___ RECORDS ___

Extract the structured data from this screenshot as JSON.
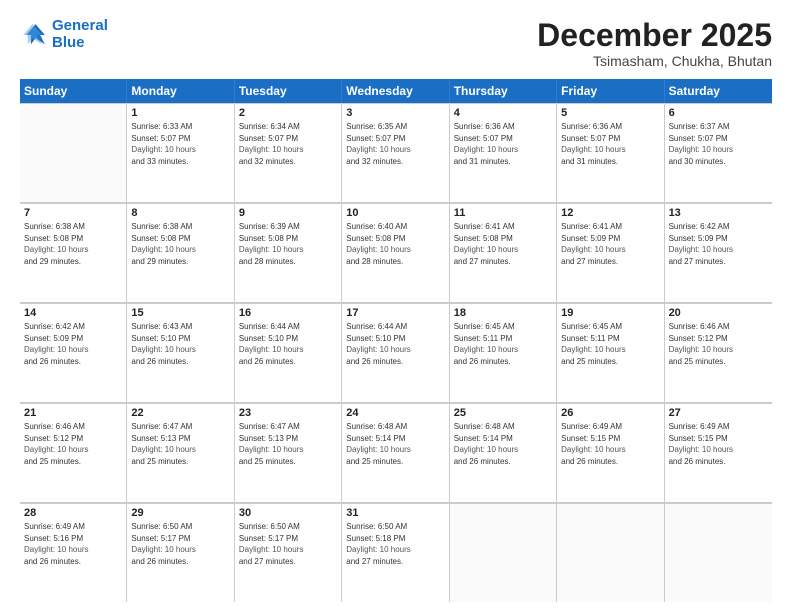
{
  "logo": {
    "line1": "General",
    "line2": "Blue"
  },
  "title": "December 2025",
  "subtitle": "Tsimasham, Chukha, Bhutan",
  "headers": [
    "Sunday",
    "Monday",
    "Tuesday",
    "Wednesday",
    "Thursday",
    "Friday",
    "Saturday"
  ],
  "weeks": [
    [
      {
        "day": "",
        "info": ""
      },
      {
        "day": "1",
        "info": "Sunrise: 6:33 AM\nSunset: 5:07 PM\nDaylight: 10 hours\nand 33 minutes."
      },
      {
        "day": "2",
        "info": "Sunrise: 6:34 AM\nSunset: 5:07 PM\nDaylight: 10 hours\nand 32 minutes."
      },
      {
        "day": "3",
        "info": "Sunrise: 6:35 AM\nSunset: 5:07 PM\nDaylight: 10 hours\nand 32 minutes."
      },
      {
        "day": "4",
        "info": "Sunrise: 6:36 AM\nSunset: 5:07 PM\nDaylight: 10 hours\nand 31 minutes."
      },
      {
        "day": "5",
        "info": "Sunrise: 6:36 AM\nSunset: 5:07 PM\nDaylight: 10 hours\nand 31 minutes."
      },
      {
        "day": "6",
        "info": "Sunrise: 6:37 AM\nSunset: 5:07 PM\nDaylight: 10 hours\nand 30 minutes."
      }
    ],
    [
      {
        "day": "7",
        "info": "Sunrise: 6:38 AM\nSunset: 5:08 PM\nDaylight: 10 hours\nand 29 minutes."
      },
      {
        "day": "8",
        "info": "Sunrise: 6:38 AM\nSunset: 5:08 PM\nDaylight: 10 hours\nand 29 minutes."
      },
      {
        "day": "9",
        "info": "Sunrise: 6:39 AM\nSunset: 5:08 PM\nDaylight: 10 hours\nand 28 minutes."
      },
      {
        "day": "10",
        "info": "Sunrise: 6:40 AM\nSunset: 5:08 PM\nDaylight: 10 hours\nand 28 minutes."
      },
      {
        "day": "11",
        "info": "Sunrise: 6:41 AM\nSunset: 5:08 PM\nDaylight: 10 hours\nand 27 minutes."
      },
      {
        "day": "12",
        "info": "Sunrise: 6:41 AM\nSunset: 5:09 PM\nDaylight: 10 hours\nand 27 minutes."
      },
      {
        "day": "13",
        "info": "Sunrise: 6:42 AM\nSunset: 5:09 PM\nDaylight: 10 hours\nand 27 minutes."
      }
    ],
    [
      {
        "day": "14",
        "info": "Sunrise: 6:42 AM\nSunset: 5:09 PM\nDaylight: 10 hours\nand 26 minutes."
      },
      {
        "day": "15",
        "info": "Sunrise: 6:43 AM\nSunset: 5:10 PM\nDaylight: 10 hours\nand 26 minutes."
      },
      {
        "day": "16",
        "info": "Sunrise: 6:44 AM\nSunset: 5:10 PM\nDaylight: 10 hours\nand 26 minutes."
      },
      {
        "day": "17",
        "info": "Sunrise: 6:44 AM\nSunset: 5:10 PM\nDaylight: 10 hours\nand 26 minutes."
      },
      {
        "day": "18",
        "info": "Sunrise: 6:45 AM\nSunset: 5:11 PM\nDaylight: 10 hours\nand 26 minutes."
      },
      {
        "day": "19",
        "info": "Sunrise: 6:45 AM\nSunset: 5:11 PM\nDaylight: 10 hours\nand 25 minutes."
      },
      {
        "day": "20",
        "info": "Sunrise: 6:46 AM\nSunset: 5:12 PM\nDaylight: 10 hours\nand 25 minutes."
      }
    ],
    [
      {
        "day": "21",
        "info": "Sunrise: 6:46 AM\nSunset: 5:12 PM\nDaylight: 10 hours\nand 25 minutes."
      },
      {
        "day": "22",
        "info": "Sunrise: 6:47 AM\nSunset: 5:13 PM\nDaylight: 10 hours\nand 25 minutes."
      },
      {
        "day": "23",
        "info": "Sunrise: 6:47 AM\nSunset: 5:13 PM\nDaylight: 10 hours\nand 25 minutes."
      },
      {
        "day": "24",
        "info": "Sunrise: 6:48 AM\nSunset: 5:14 PM\nDaylight: 10 hours\nand 25 minutes."
      },
      {
        "day": "25",
        "info": "Sunrise: 6:48 AM\nSunset: 5:14 PM\nDaylight: 10 hours\nand 26 minutes."
      },
      {
        "day": "26",
        "info": "Sunrise: 6:49 AM\nSunset: 5:15 PM\nDaylight: 10 hours\nand 26 minutes."
      },
      {
        "day": "27",
        "info": "Sunrise: 6:49 AM\nSunset: 5:15 PM\nDaylight: 10 hours\nand 26 minutes."
      }
    ],
    [
      {
        "day": "28",
        "info": "Sunrise: 6:49 AM\nSunset: 5:16 PM\nDaylight: 10 hours\nand 26 minutes."
      },
      {
        "day": "29",
        "info": "Sunrise: 6:50 AM\nSunset: 5:17 PM\nDaylight: 10 hours\nand 26 minutes."
      },
      {
        "day": "30",
        "info": "Sunrise: 6:50 AM\nSunset: 5:17 PM\nDaylight: 10 hours\nand 27 minutes."
      },
      {
        "day": "31",
        "info": "Sunrise: 6:50 AM\nSunset: 5:18 PM\nDaylight: 10 hours\nand 27 minutes."
      },
      {
        "day": "",
        "info": ""
      },
      {
        "day": "",
        "info": ""
      },
      {
        "day": "",
        "info": ""
      }
    ]
  ]
}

___

§ WORK INSTRUCTIONS: Repeat the material above in full and unchanged, minus its images.

§ WRITTEN RESPONSE:
Extract the structured data from this screenshot as JSON.
{
  "logo": {
    "line1": "General",
    "line2": "Blue"
  },
  "title": "December 2025",
  "subtitle": "Tsimasham, Chukha, Bhutan",
  "headers": [
    "Sunday",
    "Monday",
    "Tuesday",
    "Wednesday",
    "Thursday",
    "Friday",
    "Saturday"
  ],
  "weeks": [
    [
      {
        "day": "",
        "info": ""
      },
      {
        "day": "1",
        "info": "Sunrise: 6:33 AM\nSunset: 5:07 PM\nDaylight: 10 hours\nand 33 minutes."
      },
      {
        "day": "2",
        "info": "Sunrise: 6:34 AM\nSunset: 5:07 PM\nDaylight: 10 hours\nand 32 minutes."
      },
      {
        "day": "3",
        "info": "Sunrise: 6:35 AM\nSunset: 5:07 PM\nDaylight: 10 hours\nand 32 minutes."
      },
      {
        "day": "4",
        "info": "Sunrise: 6:36 AM\nSunset: 5:07 PM\nDaylight: 10 hours\nand 31 minutes."
      },
      {
        "day": "5",
        "info": "Sunrise: 6:36 AM\nSunset: 5:07 PM\nDaylight: 10 hours\nand 31 minutes."
      },
      {
        "day": "6",
        "info": "Sunrise: 6:37 AM\nSunset: 5:07 PM\nDaylight: 10 hours\nand 30 minutes."
      }
    ],
    [
      {
        "day": "7",
        "info": "Sunrise: 6:38 AM\nSunset: 5:08 PM\nDaylight: 10 hours\nand 29 minutes."
      },
      {
        "day": "8",
        "info": "Sunrise: 6:38 AM\nSunset: 5:08 PM\nDaylight: 10 hours\nand 29 minutes."
      },
      {
        "day": "9",
        "info": "Sunrise: 6:39 AM\nSunset: 5:08 PM\nDaylight: 10 hours\nand 28 minutes."
      },
      {
        "day": "10",
        "info": "Sunrise: 6:40 AM\nSunset: 5:08 PM\nDaylight: 10 hours\nand 28 minutes."
      },
      {
        "day": "11",
        "info": "Sunrise: 6:41 AM\nSunset: 5:08 PM\nDaylight: 10 hours\nand 27 minutes."
      },
      {
        "day": "12",
        "info": "Sunrise: 6:41 AM\nSunset: 5:09 PM\nDaylight: 10 hours\nand 27 minutes."
      },
      {
        "day": "13",
        "info": "Sunrise: 6:42 AM\nSunset: 5:09 PM\nDaylight: 10 hours\nand 27 minutes."
      }
    ],
    [
      {
        "day": "14",
        "info": "Sunrise: 6:42 AM\nSunset: 5:09 PM\nDaylight: 10 hours\nand 26 minutes."
      },
      {
        "day": "15",
        "info": "Sunrise: 6:43 AM\nSunset: 5:10 PM\nDaylight: 10 hours\nand 26 minutes."
      },
      {
        "day": "16",
        "info": "Sunrise: 6:44 AM\nSunset: 5:10 PM\nDaylight: 10 hours\nand 26 minutes."
      },
      {
        "day": "17",
        "info": "Sunrise: 6:44 AM\nSunset: 5:10 PM\nDaylight: 10 hours\nand 26 minutes."
      },
      {
        "day": "18",
        "info": "Sunrise: 6:45 AM\nSunset: 5:11 PM\nDaylight: 10 hours\nand 26 minutes."
      },
      {
        "day": "19",
        "info": "Sunrise: 6:45 AM\nSunset: 5:11 PM\nDaylight: 10 hours\nand 25 minutes."
      },
      {
        "day": "20",
        "info": "Sunrise: 6:46 AM\nSunset: 5:12 PM\nDaylight: 10 hours\nand 25 minutes."
      }
    ],
    [
      {
        "day": "21",
        "info": "Sunrise: 6:46 AM\nSunset: 5:12 PM\nDaylight: 10 hours\nand 25 minutes."
      },
      {
        "day": "22",
        "info": "Sunrise: 6:47 AM\nSunset: 5:13 PM\nDaylight: 10 hours\nand 25 minutes."
      },
      {
        "day": "23",
        "info": "Sunrise: 6:47 AM\nSunset: 5:13 PM\nDaylight: 10 hours\nand 25 minutes."
      },
      {
        "day": "24",
        "info": "Sunrise: 6:48 AM\nSunset: 5:14 PM\nDaylight: 10 hours\nand 25 minutes."
      },
      {
        "day": "25",
        "info": "Sunrise: 6:48 AM\nSunset: 5:14 PM\nDaylight: 10 hours\nand 26 minutes."
      },
      {
        "day": "26",
        "info": "Sunrise: 6:49 AM\nSunset: 5:15 PM\nDaylight: 10 hours\nand 26 minutes."
      },
      {
        "day": "27",
        "info": "Sunrise: 6:49 AM\nSunset: 5:15 PM\nDaylight: 10 hours\nand 26 minutes."
      }
    ],
    [
      {
        "day": "28",
        "info": "Sunrise: 6:49 AM\nSunset: 5:16 PM\nDaylight: 10 hours\nand 26 minutes."
      },
      {
        "day": "29",
        "info": "Sunrise: 6:50 AM\nSunset: 5:17 PM\nDaylight: 10 hours\nand 26 minutes."
      },
      {
        "day": "30",
        "info": "Sunrise: 6:50 AM\nSunset: 5:17 PM\nDaylight: 10 hours\nand 27 minutes."
      },
      {
        "day": "31",
        "info": "Sunrise: 6:50 AM\nSunset: 5:18 PM\nDaylight: 10 hours\nand 27 minutes."
      },
      {
        "day": "",
        "info": ""
      },
      {
        "day": "",
        "info": ""
      },
      {
        "day": "",
        "info": ""
      }
    ]
  ]
}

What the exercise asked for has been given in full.